Go through the entries one line at a time, and gather every line that has the word "level".

**** The input ****

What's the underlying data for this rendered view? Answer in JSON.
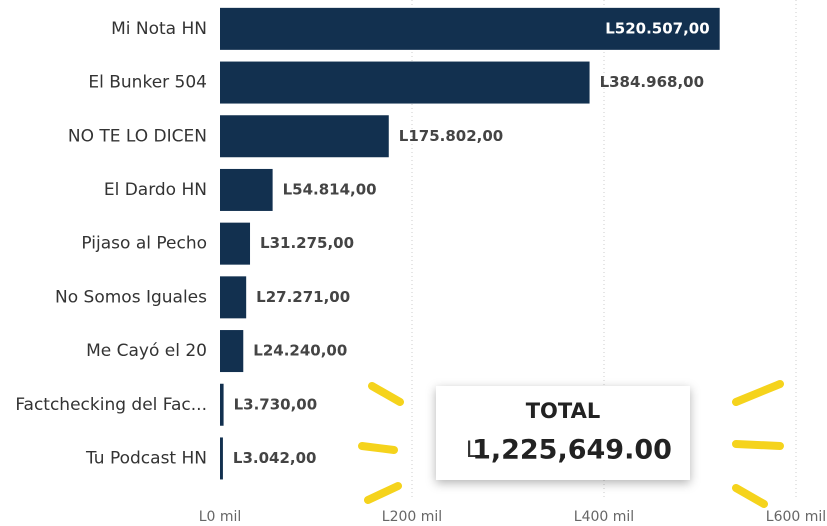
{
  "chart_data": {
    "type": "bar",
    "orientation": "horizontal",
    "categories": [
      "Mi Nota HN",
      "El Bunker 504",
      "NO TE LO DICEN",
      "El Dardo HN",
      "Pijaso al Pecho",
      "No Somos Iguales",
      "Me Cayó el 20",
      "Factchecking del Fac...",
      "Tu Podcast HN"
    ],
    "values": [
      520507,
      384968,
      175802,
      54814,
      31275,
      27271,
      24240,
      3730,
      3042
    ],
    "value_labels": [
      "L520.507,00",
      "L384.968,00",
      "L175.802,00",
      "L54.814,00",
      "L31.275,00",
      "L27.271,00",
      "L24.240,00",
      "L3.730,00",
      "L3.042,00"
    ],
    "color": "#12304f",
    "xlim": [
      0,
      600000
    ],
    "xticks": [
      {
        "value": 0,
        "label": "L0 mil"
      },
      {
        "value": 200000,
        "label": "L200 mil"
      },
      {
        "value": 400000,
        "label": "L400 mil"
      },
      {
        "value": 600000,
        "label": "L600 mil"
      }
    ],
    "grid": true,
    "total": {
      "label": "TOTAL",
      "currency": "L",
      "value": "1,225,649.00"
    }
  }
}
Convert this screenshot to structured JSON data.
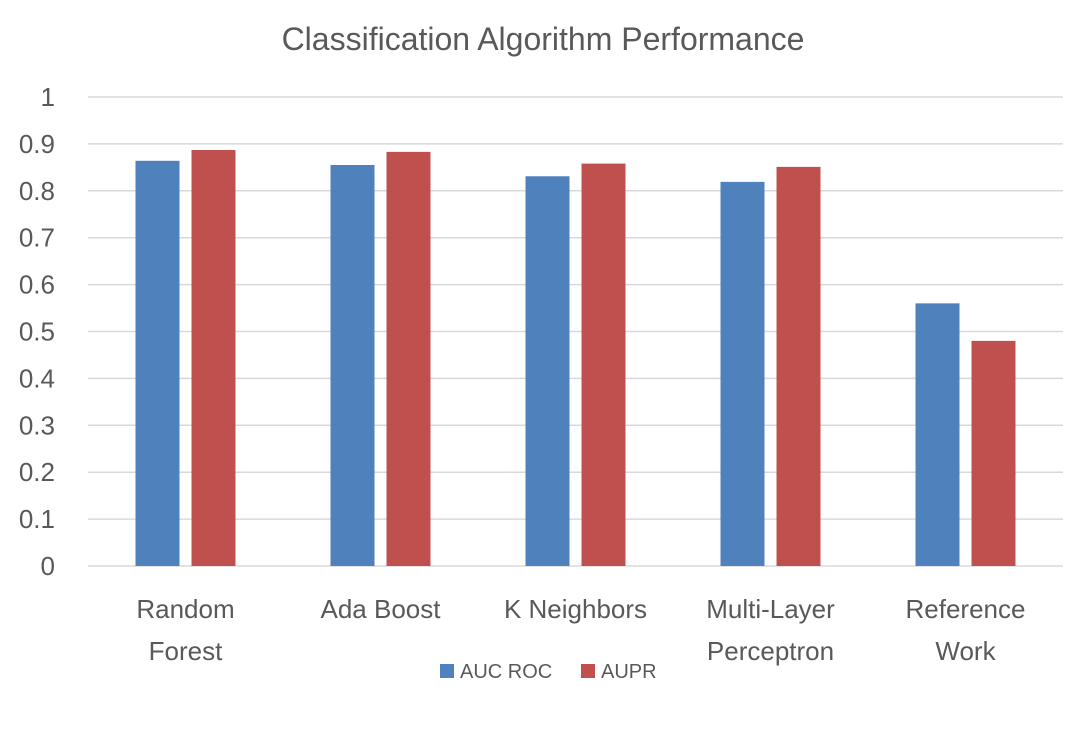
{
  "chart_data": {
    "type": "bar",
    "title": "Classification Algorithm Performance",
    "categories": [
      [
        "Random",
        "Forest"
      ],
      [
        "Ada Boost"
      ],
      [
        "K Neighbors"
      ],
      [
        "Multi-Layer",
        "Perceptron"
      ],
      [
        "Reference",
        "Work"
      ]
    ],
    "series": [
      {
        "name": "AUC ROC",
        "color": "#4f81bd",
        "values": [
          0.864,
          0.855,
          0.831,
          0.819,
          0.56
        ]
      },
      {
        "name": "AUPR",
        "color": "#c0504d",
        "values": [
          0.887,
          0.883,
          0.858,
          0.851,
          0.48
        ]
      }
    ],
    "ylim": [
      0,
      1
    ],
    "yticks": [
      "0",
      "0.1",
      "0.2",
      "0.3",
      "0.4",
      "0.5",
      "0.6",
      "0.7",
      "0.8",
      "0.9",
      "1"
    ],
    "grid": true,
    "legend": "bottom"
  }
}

****
**** The input ****

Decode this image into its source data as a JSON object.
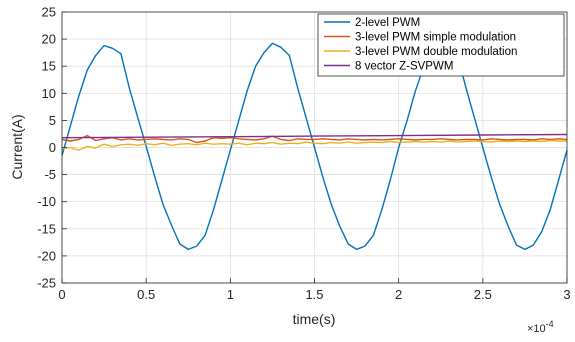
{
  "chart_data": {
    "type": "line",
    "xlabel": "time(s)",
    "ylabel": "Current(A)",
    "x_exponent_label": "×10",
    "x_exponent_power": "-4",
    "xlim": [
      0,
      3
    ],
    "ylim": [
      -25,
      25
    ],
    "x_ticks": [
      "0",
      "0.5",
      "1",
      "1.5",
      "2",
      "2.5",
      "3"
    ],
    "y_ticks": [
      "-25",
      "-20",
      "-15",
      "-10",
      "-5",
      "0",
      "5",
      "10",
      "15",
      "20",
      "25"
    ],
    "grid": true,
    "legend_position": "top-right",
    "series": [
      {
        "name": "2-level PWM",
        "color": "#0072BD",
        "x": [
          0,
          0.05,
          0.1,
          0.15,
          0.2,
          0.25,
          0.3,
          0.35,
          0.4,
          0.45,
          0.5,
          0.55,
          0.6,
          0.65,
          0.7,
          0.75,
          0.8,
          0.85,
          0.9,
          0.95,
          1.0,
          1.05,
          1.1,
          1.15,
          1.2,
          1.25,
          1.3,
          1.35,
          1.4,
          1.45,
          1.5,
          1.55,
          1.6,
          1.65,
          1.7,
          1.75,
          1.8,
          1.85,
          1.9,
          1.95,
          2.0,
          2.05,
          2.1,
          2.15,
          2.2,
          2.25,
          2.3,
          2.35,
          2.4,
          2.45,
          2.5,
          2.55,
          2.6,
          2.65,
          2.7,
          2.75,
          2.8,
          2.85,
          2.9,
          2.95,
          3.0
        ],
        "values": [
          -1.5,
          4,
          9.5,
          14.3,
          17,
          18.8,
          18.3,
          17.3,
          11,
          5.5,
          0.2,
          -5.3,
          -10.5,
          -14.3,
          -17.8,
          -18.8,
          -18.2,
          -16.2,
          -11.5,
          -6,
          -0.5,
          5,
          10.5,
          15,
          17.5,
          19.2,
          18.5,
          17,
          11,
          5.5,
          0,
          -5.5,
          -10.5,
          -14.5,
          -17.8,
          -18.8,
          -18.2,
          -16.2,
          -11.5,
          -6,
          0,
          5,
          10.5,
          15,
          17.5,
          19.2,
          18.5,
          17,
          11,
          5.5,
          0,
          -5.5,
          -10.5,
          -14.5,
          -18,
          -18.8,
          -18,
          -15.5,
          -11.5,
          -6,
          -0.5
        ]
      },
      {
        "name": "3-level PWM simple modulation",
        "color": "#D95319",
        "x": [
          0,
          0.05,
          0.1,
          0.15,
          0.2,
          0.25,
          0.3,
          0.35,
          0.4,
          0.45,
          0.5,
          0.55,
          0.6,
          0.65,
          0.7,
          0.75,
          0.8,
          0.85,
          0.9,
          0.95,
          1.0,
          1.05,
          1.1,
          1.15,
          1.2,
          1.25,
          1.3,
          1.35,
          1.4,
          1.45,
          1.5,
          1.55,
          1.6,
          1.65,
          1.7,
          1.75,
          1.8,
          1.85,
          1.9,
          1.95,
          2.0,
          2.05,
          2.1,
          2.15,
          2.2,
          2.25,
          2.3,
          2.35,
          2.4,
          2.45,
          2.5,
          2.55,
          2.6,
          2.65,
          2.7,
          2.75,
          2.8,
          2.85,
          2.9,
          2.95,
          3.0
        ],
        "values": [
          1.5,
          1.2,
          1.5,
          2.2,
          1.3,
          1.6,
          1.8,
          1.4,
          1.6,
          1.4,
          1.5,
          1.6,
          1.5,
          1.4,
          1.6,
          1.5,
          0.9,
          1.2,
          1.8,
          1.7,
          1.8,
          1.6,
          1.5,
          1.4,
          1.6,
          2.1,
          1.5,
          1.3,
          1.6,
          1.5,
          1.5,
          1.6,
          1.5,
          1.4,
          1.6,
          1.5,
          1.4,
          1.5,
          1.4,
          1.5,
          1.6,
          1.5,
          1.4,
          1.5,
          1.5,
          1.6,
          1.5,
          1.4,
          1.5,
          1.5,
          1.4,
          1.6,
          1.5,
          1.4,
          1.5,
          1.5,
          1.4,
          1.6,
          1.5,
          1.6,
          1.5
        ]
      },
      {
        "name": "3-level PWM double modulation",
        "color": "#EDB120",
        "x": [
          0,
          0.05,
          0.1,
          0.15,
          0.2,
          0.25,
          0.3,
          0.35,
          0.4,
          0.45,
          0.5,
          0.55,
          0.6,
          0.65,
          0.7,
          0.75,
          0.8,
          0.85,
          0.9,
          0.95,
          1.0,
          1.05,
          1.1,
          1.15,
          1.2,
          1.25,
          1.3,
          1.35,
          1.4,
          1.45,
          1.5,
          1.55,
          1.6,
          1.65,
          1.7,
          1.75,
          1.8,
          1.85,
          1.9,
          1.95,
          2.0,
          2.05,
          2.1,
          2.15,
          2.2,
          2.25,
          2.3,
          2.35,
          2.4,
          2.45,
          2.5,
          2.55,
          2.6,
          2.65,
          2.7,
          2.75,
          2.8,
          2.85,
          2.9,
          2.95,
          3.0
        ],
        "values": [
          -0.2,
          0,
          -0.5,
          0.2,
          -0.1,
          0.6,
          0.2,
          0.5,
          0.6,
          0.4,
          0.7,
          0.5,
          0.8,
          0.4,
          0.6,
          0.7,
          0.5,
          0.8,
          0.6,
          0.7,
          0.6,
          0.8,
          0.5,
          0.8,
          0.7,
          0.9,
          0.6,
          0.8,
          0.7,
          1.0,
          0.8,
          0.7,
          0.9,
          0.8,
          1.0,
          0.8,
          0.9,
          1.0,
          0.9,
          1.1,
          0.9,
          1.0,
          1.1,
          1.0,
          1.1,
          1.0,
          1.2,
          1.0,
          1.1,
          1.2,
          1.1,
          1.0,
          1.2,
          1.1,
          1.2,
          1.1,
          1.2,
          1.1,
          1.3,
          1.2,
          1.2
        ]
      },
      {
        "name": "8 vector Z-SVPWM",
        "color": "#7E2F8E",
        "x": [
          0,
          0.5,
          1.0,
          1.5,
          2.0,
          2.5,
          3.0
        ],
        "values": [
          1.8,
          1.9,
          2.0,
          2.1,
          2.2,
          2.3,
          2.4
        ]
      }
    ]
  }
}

****

§ Written response
        "name": "2-level PWM",
        "name": "3-level PWM simple modulation",
        "name": "3-level PWM double modulation",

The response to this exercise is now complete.